#### SHORT PROBLEM
Exactly reproduce the lines from the one holding "Parse this screenshot: output" through the final line of the listing below, with both ends included and nothing else.

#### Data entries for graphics

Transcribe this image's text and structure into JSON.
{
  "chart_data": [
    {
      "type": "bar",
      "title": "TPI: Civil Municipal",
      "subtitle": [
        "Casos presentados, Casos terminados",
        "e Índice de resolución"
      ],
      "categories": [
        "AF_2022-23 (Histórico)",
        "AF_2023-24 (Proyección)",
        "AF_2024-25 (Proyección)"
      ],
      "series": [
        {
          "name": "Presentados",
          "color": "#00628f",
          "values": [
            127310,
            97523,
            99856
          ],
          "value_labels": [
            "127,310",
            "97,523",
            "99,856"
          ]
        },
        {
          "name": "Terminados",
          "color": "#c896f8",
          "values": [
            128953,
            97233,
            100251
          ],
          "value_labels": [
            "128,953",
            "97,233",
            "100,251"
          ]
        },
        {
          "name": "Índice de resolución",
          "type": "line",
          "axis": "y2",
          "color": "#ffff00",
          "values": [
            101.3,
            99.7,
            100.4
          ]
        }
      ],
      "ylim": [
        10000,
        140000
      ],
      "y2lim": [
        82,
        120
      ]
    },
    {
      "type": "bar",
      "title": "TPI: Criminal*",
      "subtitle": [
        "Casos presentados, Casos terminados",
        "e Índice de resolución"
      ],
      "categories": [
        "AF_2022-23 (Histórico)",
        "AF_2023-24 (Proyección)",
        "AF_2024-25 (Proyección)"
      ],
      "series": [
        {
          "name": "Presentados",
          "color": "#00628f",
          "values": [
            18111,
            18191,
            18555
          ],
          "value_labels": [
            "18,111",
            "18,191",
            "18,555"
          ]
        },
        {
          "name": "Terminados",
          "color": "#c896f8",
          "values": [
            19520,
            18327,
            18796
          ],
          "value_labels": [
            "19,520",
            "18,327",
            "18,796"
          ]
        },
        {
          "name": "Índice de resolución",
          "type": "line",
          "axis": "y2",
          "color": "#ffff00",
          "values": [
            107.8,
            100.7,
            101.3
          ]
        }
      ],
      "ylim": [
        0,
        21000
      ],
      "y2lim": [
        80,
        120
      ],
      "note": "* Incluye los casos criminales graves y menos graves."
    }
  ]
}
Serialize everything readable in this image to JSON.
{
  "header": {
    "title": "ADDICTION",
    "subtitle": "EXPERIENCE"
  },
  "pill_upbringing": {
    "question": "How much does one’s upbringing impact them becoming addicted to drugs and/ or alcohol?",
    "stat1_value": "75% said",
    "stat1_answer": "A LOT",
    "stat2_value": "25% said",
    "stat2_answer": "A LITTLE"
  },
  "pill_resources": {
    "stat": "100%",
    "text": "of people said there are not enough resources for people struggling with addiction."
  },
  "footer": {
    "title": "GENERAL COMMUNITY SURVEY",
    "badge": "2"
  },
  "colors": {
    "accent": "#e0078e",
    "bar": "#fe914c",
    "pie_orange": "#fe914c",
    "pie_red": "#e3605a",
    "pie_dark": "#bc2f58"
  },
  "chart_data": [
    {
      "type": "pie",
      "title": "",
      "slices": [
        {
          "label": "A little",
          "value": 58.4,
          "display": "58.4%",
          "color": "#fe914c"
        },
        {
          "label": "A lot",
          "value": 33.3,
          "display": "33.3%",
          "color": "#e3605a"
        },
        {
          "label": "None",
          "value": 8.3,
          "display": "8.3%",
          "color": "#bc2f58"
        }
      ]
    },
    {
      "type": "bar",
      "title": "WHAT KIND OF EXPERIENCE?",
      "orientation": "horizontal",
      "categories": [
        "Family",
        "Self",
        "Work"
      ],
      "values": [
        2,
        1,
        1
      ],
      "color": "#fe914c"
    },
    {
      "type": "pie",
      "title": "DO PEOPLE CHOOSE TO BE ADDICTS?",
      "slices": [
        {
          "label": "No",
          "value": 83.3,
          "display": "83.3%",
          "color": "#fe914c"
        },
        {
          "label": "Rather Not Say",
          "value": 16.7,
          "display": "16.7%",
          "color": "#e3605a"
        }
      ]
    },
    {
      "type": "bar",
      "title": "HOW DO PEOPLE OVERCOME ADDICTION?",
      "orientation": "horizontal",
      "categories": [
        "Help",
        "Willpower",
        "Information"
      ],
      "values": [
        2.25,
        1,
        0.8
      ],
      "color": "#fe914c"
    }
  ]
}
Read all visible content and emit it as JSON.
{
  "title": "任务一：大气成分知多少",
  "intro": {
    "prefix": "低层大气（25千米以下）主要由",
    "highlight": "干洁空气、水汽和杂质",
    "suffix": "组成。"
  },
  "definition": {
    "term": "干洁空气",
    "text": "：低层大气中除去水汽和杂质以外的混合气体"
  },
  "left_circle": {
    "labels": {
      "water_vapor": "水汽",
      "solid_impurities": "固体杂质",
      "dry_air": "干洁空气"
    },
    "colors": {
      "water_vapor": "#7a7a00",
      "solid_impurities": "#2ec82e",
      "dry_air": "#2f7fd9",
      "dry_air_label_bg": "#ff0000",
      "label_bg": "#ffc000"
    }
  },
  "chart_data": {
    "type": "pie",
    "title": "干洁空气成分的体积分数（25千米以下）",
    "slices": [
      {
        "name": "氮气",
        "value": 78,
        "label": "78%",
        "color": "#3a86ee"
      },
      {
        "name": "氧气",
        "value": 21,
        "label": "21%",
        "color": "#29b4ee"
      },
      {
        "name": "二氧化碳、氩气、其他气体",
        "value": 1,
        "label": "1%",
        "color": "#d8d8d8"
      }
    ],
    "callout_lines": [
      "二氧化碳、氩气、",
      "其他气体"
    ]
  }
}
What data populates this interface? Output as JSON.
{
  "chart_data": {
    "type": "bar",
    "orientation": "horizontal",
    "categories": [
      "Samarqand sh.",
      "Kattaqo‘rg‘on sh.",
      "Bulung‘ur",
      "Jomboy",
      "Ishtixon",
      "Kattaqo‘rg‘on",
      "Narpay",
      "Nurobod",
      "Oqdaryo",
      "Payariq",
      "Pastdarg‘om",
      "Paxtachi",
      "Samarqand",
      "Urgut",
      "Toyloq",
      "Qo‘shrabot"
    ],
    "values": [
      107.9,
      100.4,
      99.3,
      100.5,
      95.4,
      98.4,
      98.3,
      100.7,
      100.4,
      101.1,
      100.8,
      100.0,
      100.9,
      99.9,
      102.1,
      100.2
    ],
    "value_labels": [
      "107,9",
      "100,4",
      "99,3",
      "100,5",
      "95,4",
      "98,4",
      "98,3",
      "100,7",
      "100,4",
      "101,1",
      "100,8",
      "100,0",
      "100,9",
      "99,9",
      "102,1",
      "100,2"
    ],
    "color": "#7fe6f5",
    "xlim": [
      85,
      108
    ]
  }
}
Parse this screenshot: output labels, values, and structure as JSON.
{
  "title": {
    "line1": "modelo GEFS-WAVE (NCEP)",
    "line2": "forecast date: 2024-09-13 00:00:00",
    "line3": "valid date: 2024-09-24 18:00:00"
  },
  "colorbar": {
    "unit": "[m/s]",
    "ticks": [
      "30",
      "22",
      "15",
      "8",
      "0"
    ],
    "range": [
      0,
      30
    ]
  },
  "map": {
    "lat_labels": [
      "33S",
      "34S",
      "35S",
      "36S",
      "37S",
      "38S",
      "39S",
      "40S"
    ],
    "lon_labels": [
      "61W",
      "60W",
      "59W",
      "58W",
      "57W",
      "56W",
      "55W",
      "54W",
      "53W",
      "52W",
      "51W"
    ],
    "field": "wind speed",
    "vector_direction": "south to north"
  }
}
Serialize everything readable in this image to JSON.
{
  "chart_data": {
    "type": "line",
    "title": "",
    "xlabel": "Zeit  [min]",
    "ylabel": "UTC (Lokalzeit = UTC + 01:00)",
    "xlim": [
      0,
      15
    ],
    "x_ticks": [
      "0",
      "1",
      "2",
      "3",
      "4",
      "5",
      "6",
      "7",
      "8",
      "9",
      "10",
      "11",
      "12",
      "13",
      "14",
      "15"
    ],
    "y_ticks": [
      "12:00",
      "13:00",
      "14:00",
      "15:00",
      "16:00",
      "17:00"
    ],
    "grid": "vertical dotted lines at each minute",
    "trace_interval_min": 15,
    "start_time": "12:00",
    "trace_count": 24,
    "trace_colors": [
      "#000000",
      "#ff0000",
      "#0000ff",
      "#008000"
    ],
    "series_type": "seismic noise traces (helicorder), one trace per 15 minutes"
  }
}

#### RESPONSE TO THIS EXERCISE
Parse this screenshot: output labels, values, and structure as JSON.
{
  "title": {
    "line1": "modelo GEFS-WAVE (NCEP)",
    "line2": "forecast date: 2024-09-13 00:00:00",
    "line3": "valid date: 2024-09-24 18:00:00"
  },
  "colorbar": {
    "unit": "[m/s]",
    "ticks": [
      "30",
      "22",
      "15",
      "8",
      "0"
    ],
    "range": [
      0,
      30
    ]
  },
  "map": {
    "lat_labels": [
      "33S",
      "34S",
      "35S",
      "36S",
      "37S",
      "38S",
      "39S",
      "40S"
    ],
    "lon_labels": [
      "61W",
      "60W",
      "59W",
      "58W",
      "57W",
      "56W",
      "55W",
      "54W",
      "53W",
      "52W",
      "51W"
    ],
    "field": "wind speed",
    "vector_direction": "south to north"
  }
}
Serialize everything readable in this image to JSON.
{
  "chart_data": {
    "type": "line",
    "title": "",
    "xlabel": "Zeit  [min]",
    "ylabel": "UTC (Lokalzeit = UTC + 01:00)",
    "xlim": [
      0,
      15
    ],
    "x_ticks": [
      "0",
      "1",
      "2",
      "3",
      "4",
      "5",
      "6",
      "7",
      "8",
      "9",
      "10",
      "11",
      "12",
      "13",
      "14",
      "15"
    ],
    "y_ticks": [
      "12:00",
      "13:00",
      "14:00",
      "15:00",
      "16:00",
      "17:00"
    ],
    "grid": "vertical dotted lines at each minute",
    "trace_interval_min": 15,
    "start_time": "12:00",
    "trace_count": 24,
    "trace_colors": [
      "#000000",
      "#ff0000",
      "#0000ff",
      "#008000"
    ],
    "series_type": "seismic noise traces (helicorder), one trace per 15 minutes"
  }
}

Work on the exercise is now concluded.